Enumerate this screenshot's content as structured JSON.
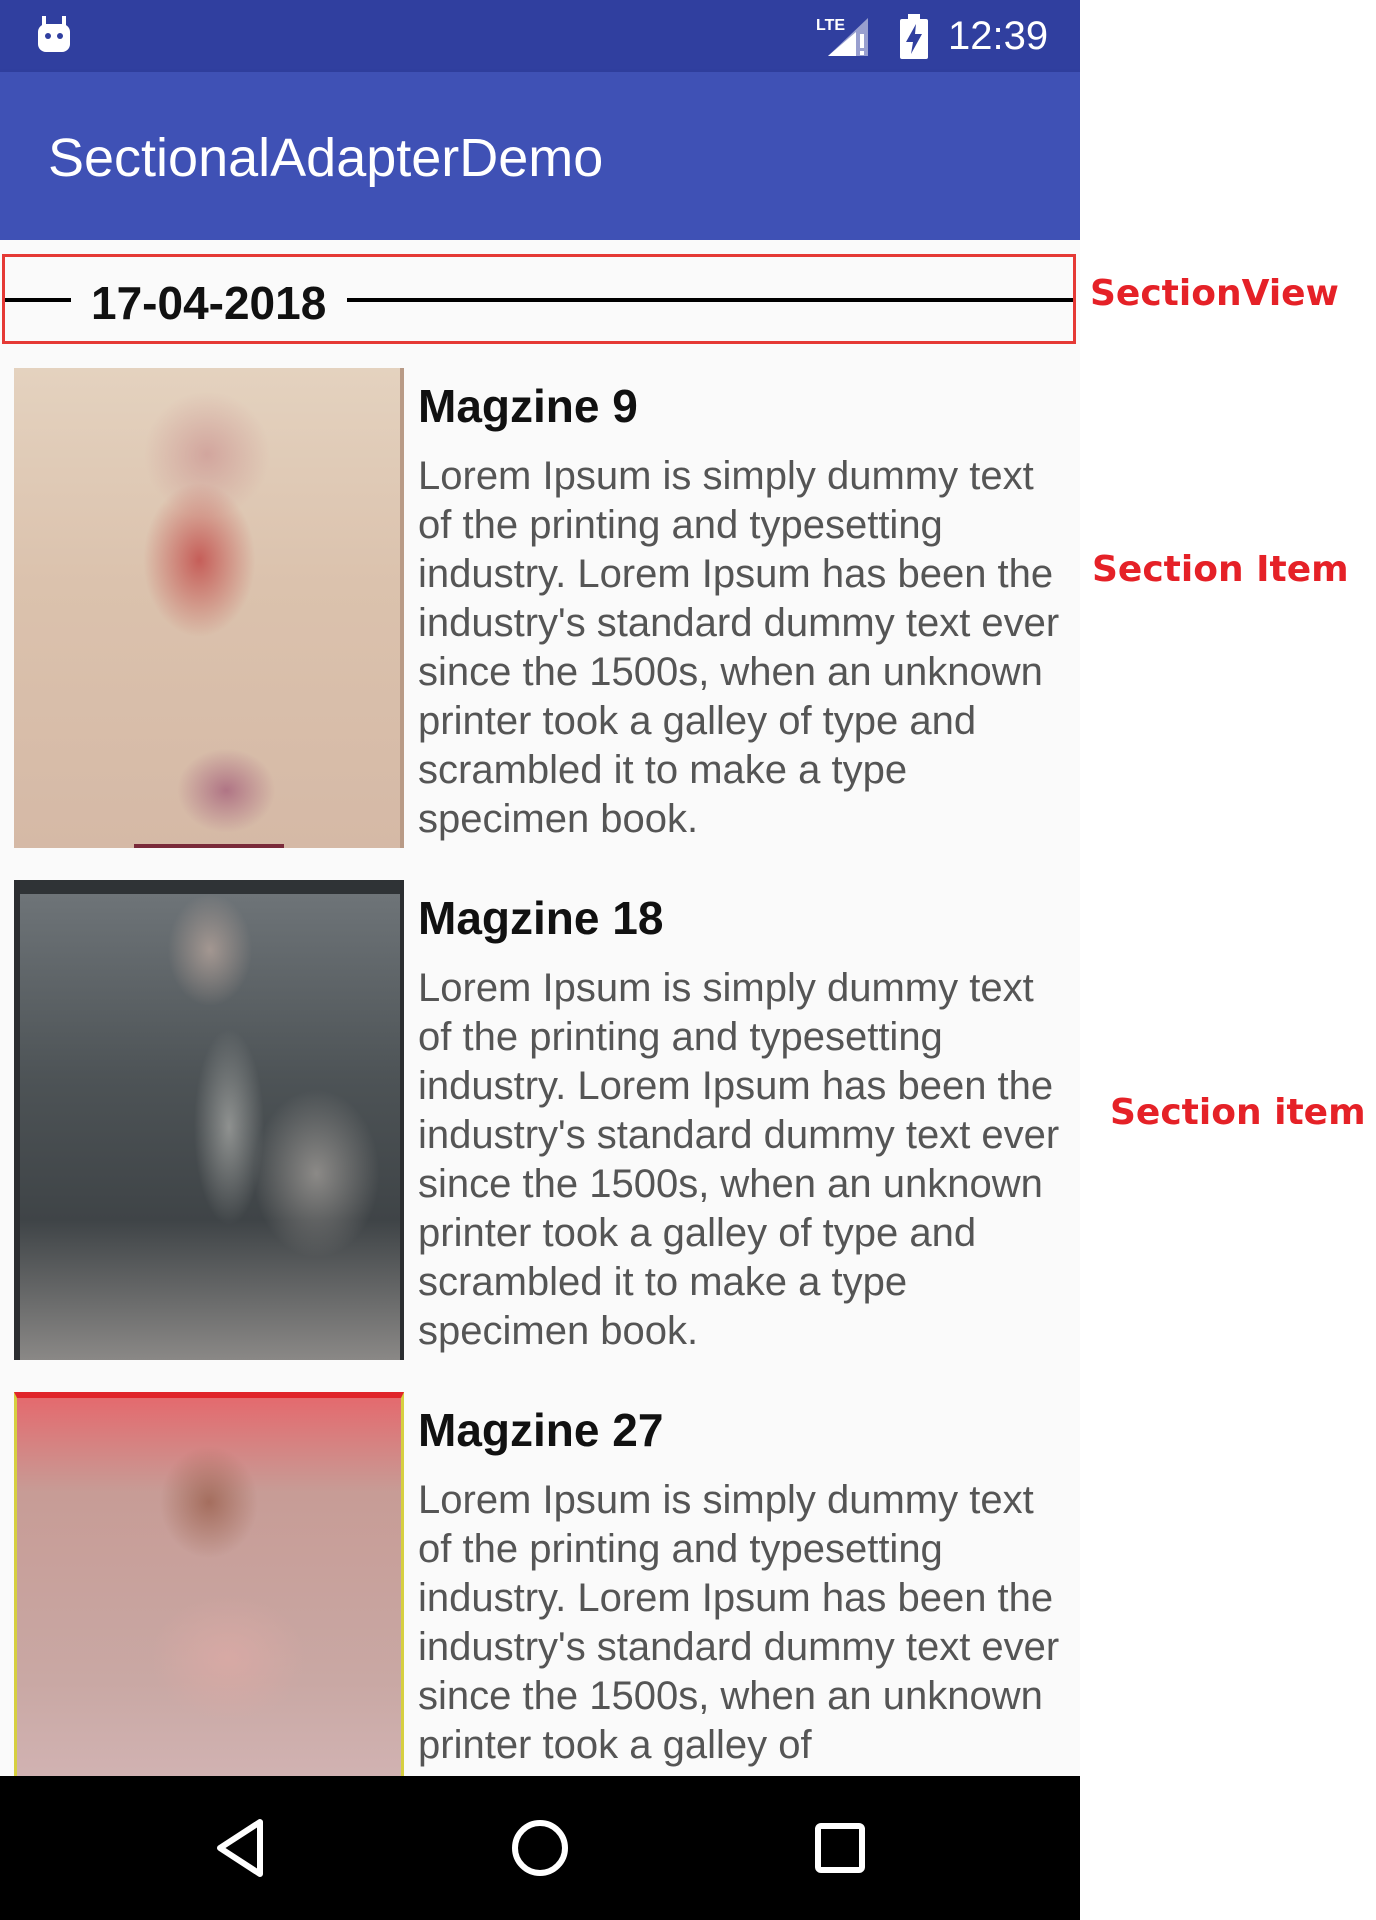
{
  "status_bar": {
    "time": "12:39",
    "network_label": "LTE",
    "icons": [
      "android-debug-icon",
      "signal-lte-icon",
      "battery-charging-icon"
    ]
  },
  "app_bar": {
    "title": "SectionalAdapterDemo",
    "color": "#3f51b5",
    "status_color": "#303f9f"
  },
  "section": {
    "date": "17-04-2018"
  },
  "items": [
    {
      "title": "Magzine 9",
      "description": "Lorem Ipsum is simply dummy text of the printing and typesetting industry. Lorem Ipsum has been the industry's standard dummy text ever since the 1500s, when an unknown printer took a galley of type and scrambled it to make a type specimen book."
    },
    {
      "title": "Magzine 18",
      "description": "Lorem Ipsum is simply dummy text of the printing and typesetting industry. Lorem Ipsum has been the industry's standard dummy text ever since the 1500s, when an unknown printer took a galley of type and scrambled it to make a type specimen book."
    },
    {
      "title": "Magzine 27",
      "description": "Lorem Ipsum is simply dummy text of the printing and typesetting industry. Lorem Ipsum has been the industry's standard dummy text ever since the 1500s, when an unknown printer took a galley of"
    }
  ],
  "annotations": {
    "section_view": "SectionView",
    "section_item_1": "Section Item",
    "section_item_2": "Section item",
    "color": "#e52127"
  },
  "nav_bar": {
    "icons": [
      "back-icon",
      "home-icon",
      "recents-icon"
    ]
  }
}
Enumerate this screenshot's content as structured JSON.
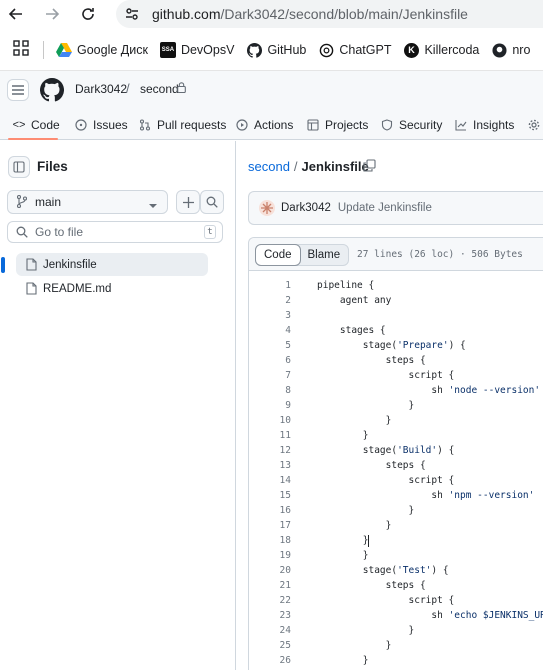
{
  "browser": {
    "url_host": "github.com",
    "url_path": "/Dark3042/second/blob/main/Jenkinsfile",
    "bookmarks": [
      {
        "label": "Google Диск",
        "icon": "google-drive-icon"
      },
      {
        "label": "DevOpsV",
        "icon": "ssa-icon"
      },
      {
        "label": "GitHub",
        "icon": "github-icon"
      },
      {
        "label": "ChatGPT",
        "icon": "chatgpt-icon"
      },
      {
        "label": "Killercoda",
        "icon": "killercoda-icon"
      },
      {
        "label": "nro",
        "icon": "github-icon"
      }
    ]
  },
  "header": {
    "owner": "Dark3042",
    "repo": "second",
    "tabs": [
      {
        "label": "Code",
        "icon": "code-icon"
      },
      {
        "label": "Issues",
        "icon": "issue-icon"
      },
      {
        "label": "Pull requests",
        "icon": "pull-request-icon"
      },
      {
        "label": "Actions",
        "icon": "play-icon"
      },
      {
        "label": "Projects",
        "icon": "table-icon"
      },
      {
        "label": "Security",
        "icon": "shield-icon"
      },
      {
        "label": "Insights",
        "icon": "graph-icon"
      }
    ]
  },
  "sidebar": {
    "title": "Files",
    "branch": "main",
    "goto_placeholder": "Go to file",
    "goto_shortcut": "t",
    "files": [
      {
        "name": "Jenkinsfile",
        "active": true
      },
      {
        "name": "README.md",
        "active": false
      }
    ]
  },
  "main": {
    "repo_link": "second",
    "file_name": "Jenkinsfile",
    "commit_author": "Dark3042",
    "commit_message": "Update Jenkinsfile",
    "view_code": "Code",
    "view_blame": "Blame",
    "file_meta": "27 lines (26 loc) · 506 Bytes",
    "code_lines": [
      "pipeline {",
      "    agent any",
      "",
      "    stages {",
      "        stage('Prepare') {",
      "            steps {",
      "                script {",
      "                    sh 'node --version'",
      "                }",
      "            }",
      "        }",
      "        stage('Build') {",
      "            steps {",
      "                script {",
      "                    sh 'npm --version'",
      "                }",
      "            }",
      "        }",
      "        }",
      "        stage('Test') {",
      "            steps {",
      "                script {",
      "                    sh 'echo $JENKINS_URL'",
      "                }",
      "            }",
      "        }",
      "    }"
    ]
  },
  "colors": {
    "accent_link": "#0969da",
    "tab_underline": "#fd8c73",
    "string": "#0a3069"
  }
}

•••••

[WHAT IS REQUIRED]
Tell how many lines of the records above hold the string "title". Give no other text.

[SOLVED PROBLEM]
5